### [EXERCISE OBJECTIVE]
Below are the records; collect from them each line containing the string "InPrivate".

::::

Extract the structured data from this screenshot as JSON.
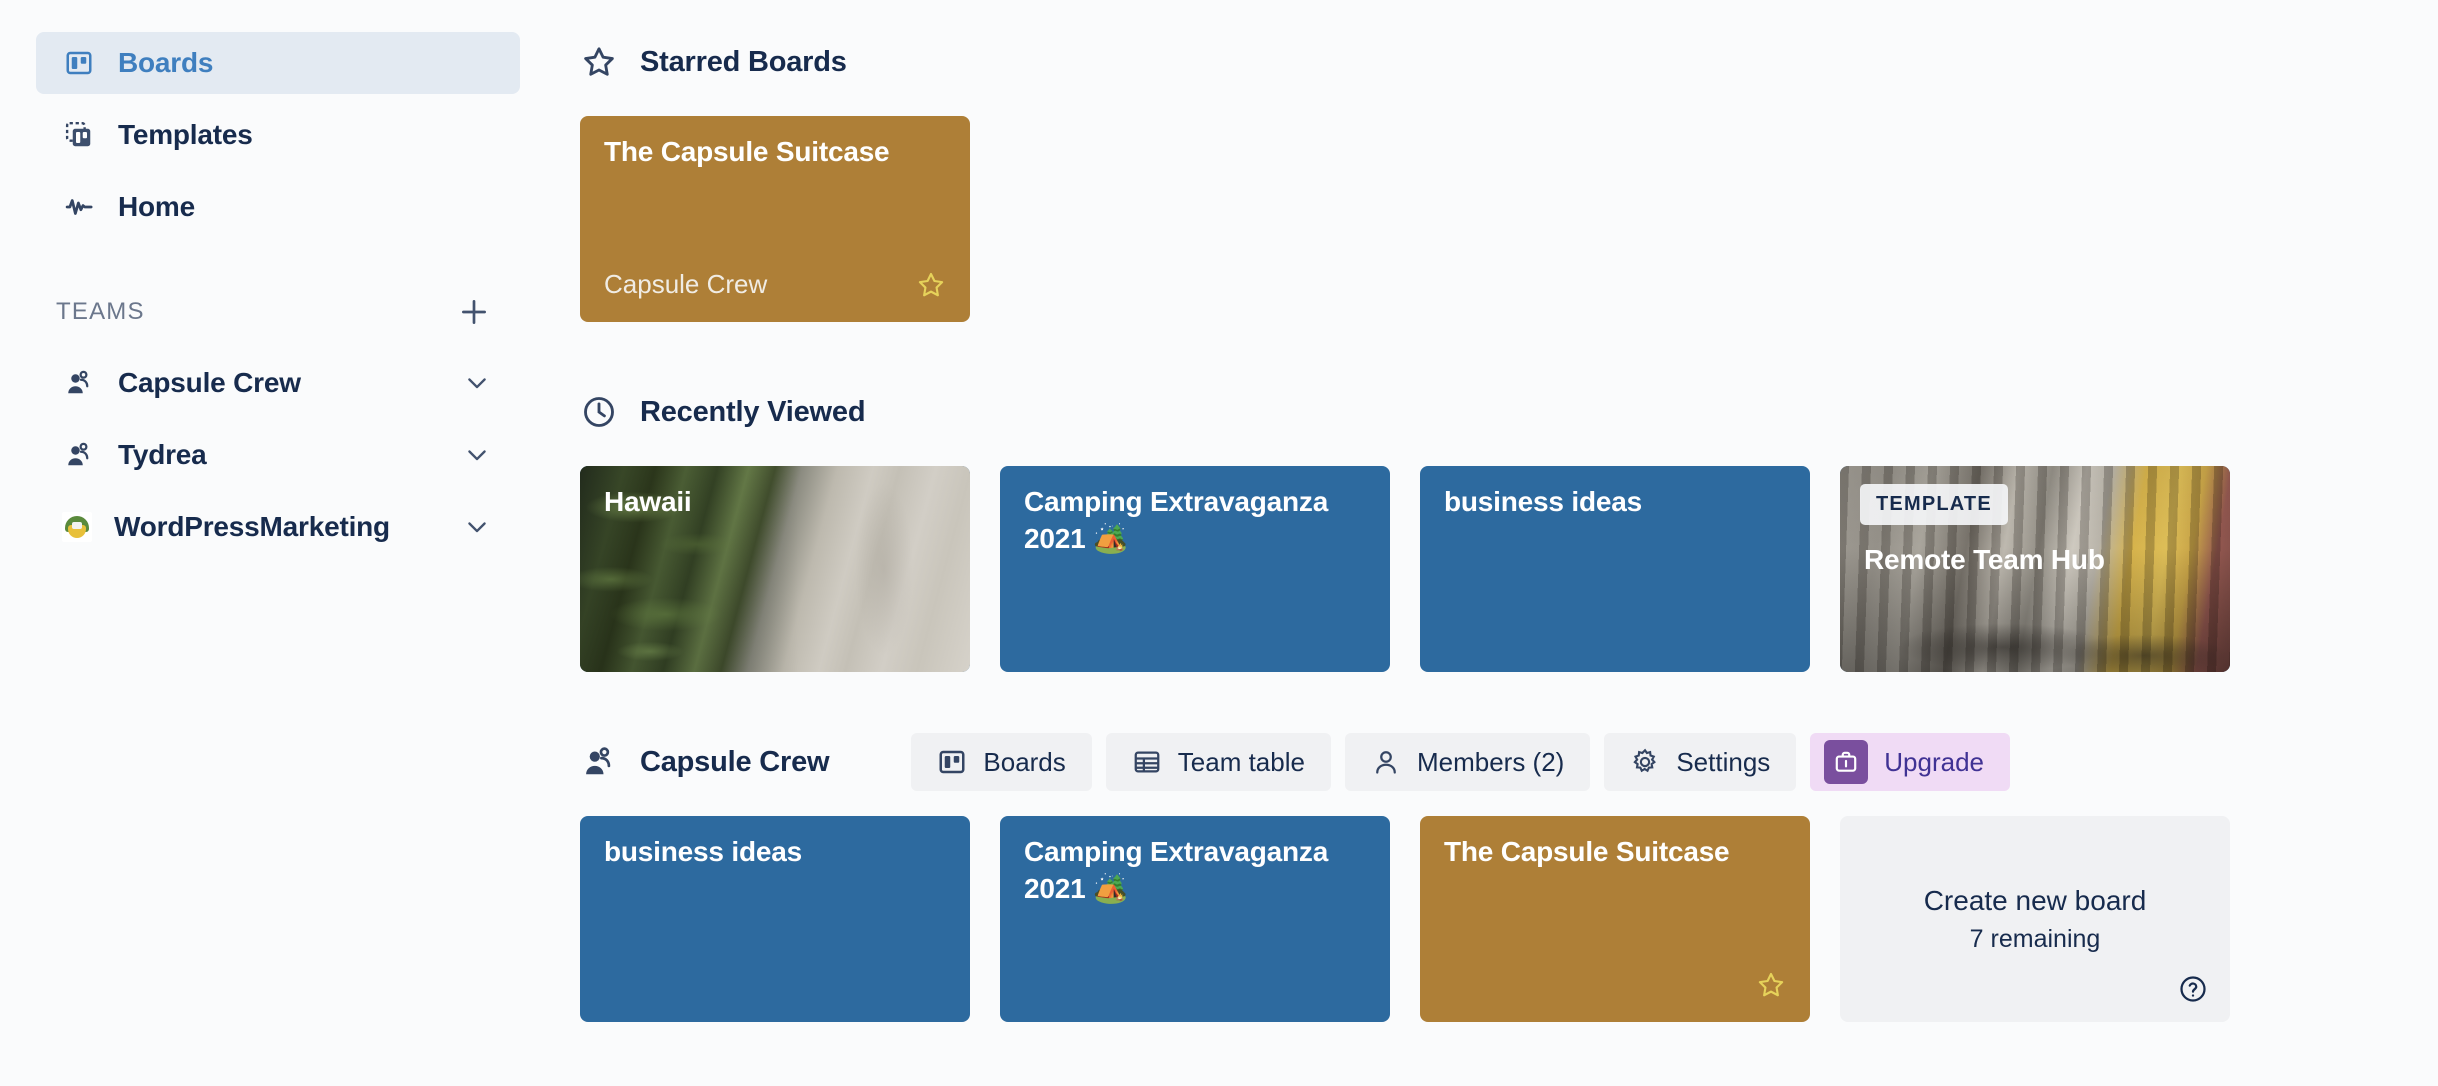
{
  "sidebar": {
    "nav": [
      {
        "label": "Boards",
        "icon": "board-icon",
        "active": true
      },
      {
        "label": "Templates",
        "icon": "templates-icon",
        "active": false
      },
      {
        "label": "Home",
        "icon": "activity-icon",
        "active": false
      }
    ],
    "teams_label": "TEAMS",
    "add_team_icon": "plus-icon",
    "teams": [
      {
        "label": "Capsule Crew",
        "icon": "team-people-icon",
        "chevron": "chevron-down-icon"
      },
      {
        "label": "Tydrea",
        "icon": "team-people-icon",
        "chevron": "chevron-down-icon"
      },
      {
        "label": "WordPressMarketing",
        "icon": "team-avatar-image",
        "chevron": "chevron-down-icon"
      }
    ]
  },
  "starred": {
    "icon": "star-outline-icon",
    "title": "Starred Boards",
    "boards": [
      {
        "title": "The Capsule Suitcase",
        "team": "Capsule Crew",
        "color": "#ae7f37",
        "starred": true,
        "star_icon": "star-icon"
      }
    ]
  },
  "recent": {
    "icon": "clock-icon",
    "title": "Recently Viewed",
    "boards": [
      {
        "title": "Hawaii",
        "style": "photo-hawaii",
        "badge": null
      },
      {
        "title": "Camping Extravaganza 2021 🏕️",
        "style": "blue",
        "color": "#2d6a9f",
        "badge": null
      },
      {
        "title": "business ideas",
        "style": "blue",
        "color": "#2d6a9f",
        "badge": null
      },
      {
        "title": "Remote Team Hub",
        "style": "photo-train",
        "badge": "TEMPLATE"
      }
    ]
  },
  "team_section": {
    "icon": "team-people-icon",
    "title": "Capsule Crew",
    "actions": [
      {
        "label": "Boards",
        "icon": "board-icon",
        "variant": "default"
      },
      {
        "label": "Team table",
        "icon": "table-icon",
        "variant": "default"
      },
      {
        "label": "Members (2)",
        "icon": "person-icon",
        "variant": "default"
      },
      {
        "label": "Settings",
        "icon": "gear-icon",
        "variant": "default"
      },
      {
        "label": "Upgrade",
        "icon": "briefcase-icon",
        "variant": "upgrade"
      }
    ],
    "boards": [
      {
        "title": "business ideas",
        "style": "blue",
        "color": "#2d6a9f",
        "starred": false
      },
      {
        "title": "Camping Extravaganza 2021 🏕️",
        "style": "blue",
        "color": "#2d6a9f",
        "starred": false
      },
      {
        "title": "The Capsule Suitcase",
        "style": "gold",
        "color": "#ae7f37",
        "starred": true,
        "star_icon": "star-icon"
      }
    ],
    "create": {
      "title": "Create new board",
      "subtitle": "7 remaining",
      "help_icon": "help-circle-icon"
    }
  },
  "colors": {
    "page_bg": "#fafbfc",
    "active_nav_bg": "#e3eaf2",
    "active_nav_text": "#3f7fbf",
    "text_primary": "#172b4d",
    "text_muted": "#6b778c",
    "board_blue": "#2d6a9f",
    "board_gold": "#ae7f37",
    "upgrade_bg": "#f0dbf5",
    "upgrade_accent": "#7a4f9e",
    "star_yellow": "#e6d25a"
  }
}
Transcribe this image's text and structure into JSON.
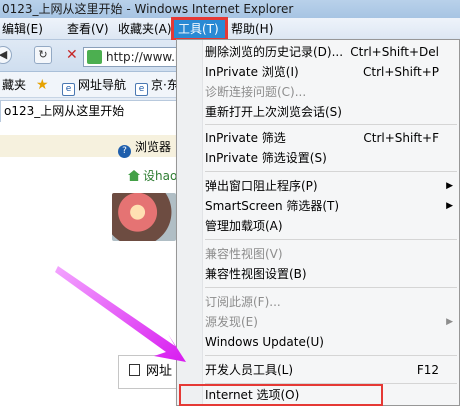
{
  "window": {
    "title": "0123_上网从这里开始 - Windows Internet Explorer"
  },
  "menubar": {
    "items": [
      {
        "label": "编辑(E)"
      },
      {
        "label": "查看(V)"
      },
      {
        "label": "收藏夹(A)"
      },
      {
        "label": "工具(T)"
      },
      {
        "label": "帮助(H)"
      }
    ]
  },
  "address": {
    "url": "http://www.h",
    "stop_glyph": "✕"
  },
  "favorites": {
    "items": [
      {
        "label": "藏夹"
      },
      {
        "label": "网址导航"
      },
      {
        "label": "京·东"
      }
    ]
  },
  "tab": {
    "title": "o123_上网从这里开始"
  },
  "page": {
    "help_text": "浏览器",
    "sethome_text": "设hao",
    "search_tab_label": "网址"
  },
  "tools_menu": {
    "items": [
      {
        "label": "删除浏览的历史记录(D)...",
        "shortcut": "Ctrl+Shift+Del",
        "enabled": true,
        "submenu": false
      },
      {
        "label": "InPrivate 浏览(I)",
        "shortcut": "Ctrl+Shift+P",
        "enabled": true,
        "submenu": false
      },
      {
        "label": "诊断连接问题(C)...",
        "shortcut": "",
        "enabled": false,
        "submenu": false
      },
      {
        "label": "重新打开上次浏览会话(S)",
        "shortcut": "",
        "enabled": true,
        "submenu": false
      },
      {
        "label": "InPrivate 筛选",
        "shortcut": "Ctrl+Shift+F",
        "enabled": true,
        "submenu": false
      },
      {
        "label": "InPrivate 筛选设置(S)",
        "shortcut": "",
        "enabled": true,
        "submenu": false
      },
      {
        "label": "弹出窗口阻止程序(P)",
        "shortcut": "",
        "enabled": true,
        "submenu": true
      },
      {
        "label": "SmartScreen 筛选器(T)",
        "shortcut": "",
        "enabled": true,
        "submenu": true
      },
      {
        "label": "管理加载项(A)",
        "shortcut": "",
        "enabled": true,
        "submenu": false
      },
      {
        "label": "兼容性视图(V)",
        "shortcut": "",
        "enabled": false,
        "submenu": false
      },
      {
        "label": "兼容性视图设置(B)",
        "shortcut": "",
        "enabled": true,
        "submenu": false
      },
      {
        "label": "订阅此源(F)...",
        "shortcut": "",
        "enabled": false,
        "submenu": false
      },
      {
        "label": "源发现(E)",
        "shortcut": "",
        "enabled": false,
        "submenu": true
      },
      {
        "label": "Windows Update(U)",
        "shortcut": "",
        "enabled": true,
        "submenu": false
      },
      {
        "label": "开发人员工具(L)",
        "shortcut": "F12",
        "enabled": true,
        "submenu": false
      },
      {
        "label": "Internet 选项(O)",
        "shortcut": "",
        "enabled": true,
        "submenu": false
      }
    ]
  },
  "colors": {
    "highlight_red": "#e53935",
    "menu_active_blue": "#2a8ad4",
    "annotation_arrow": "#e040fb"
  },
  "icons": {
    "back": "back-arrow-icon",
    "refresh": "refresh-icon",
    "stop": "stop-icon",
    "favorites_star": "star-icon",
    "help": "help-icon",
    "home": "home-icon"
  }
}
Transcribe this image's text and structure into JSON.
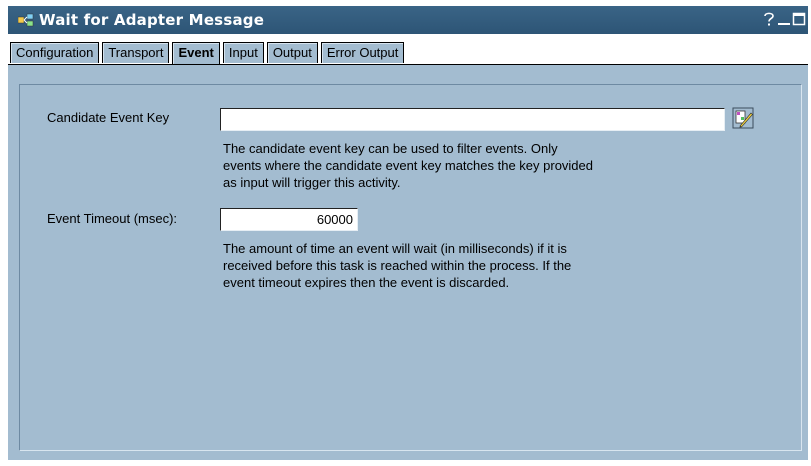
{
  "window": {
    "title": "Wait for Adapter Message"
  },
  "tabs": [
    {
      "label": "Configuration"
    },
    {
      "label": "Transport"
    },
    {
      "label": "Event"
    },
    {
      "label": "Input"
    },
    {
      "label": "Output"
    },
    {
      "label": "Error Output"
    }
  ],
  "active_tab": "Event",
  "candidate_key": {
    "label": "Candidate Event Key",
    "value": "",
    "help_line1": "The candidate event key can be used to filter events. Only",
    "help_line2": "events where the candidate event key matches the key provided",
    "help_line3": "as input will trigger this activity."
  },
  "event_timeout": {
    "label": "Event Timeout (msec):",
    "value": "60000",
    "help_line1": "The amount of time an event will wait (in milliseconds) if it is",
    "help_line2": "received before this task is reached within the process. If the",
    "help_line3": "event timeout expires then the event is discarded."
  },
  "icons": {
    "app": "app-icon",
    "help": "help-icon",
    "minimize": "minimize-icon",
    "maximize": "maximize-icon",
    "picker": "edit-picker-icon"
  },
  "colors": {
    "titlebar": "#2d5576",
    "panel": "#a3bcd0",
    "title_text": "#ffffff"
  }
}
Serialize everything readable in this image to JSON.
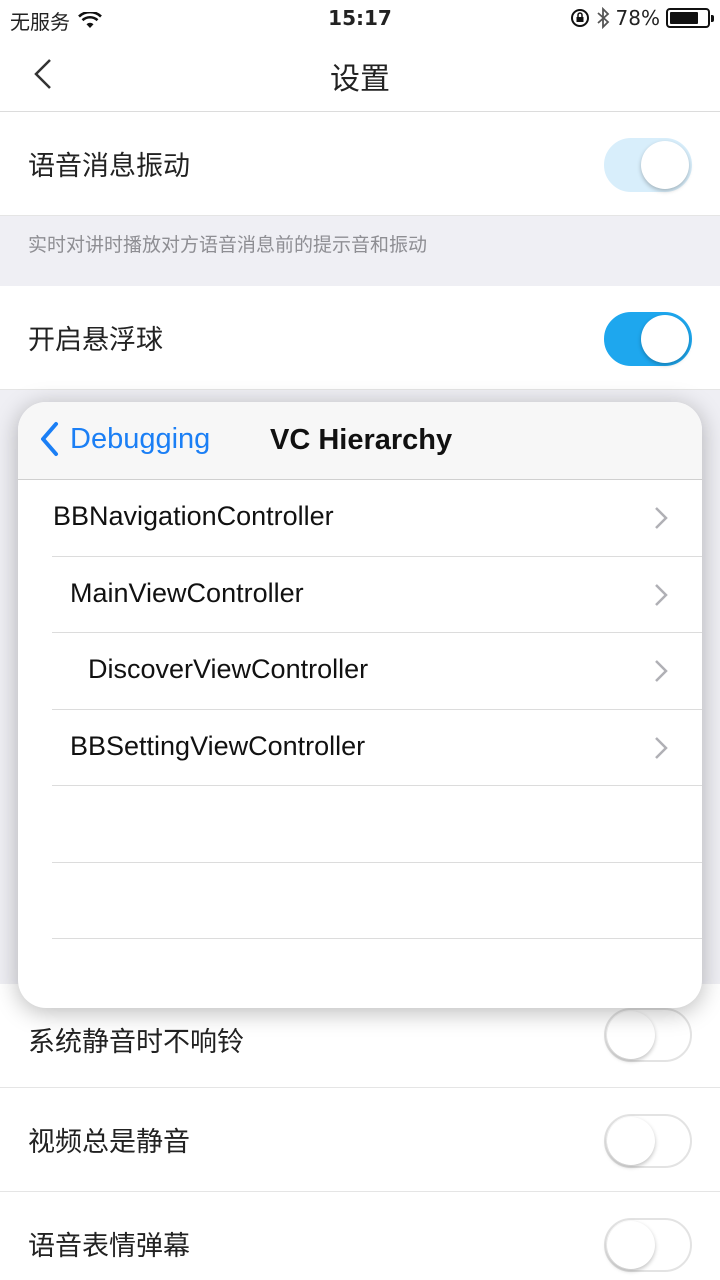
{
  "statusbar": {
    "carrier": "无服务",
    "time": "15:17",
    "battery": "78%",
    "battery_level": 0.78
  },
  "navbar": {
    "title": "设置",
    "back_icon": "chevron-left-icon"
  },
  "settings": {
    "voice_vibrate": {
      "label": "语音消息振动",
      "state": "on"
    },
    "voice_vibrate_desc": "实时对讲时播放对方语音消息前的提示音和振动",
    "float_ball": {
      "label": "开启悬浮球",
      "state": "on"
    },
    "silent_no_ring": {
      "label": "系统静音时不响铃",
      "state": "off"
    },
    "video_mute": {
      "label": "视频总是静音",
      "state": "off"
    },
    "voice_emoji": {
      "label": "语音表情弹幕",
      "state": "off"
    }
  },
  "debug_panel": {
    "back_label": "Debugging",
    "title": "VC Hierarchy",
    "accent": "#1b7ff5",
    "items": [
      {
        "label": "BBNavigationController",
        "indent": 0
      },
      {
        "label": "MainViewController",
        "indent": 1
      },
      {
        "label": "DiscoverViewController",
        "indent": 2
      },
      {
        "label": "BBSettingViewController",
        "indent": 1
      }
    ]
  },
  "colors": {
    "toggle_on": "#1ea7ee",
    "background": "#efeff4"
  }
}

::::

### [EXERCISE RESPONSE]
        "label": "InPrivate 浏览(I)",
        "label": "InPrivate 筛选",
        "label": "InPrivate 筛选设置(S)",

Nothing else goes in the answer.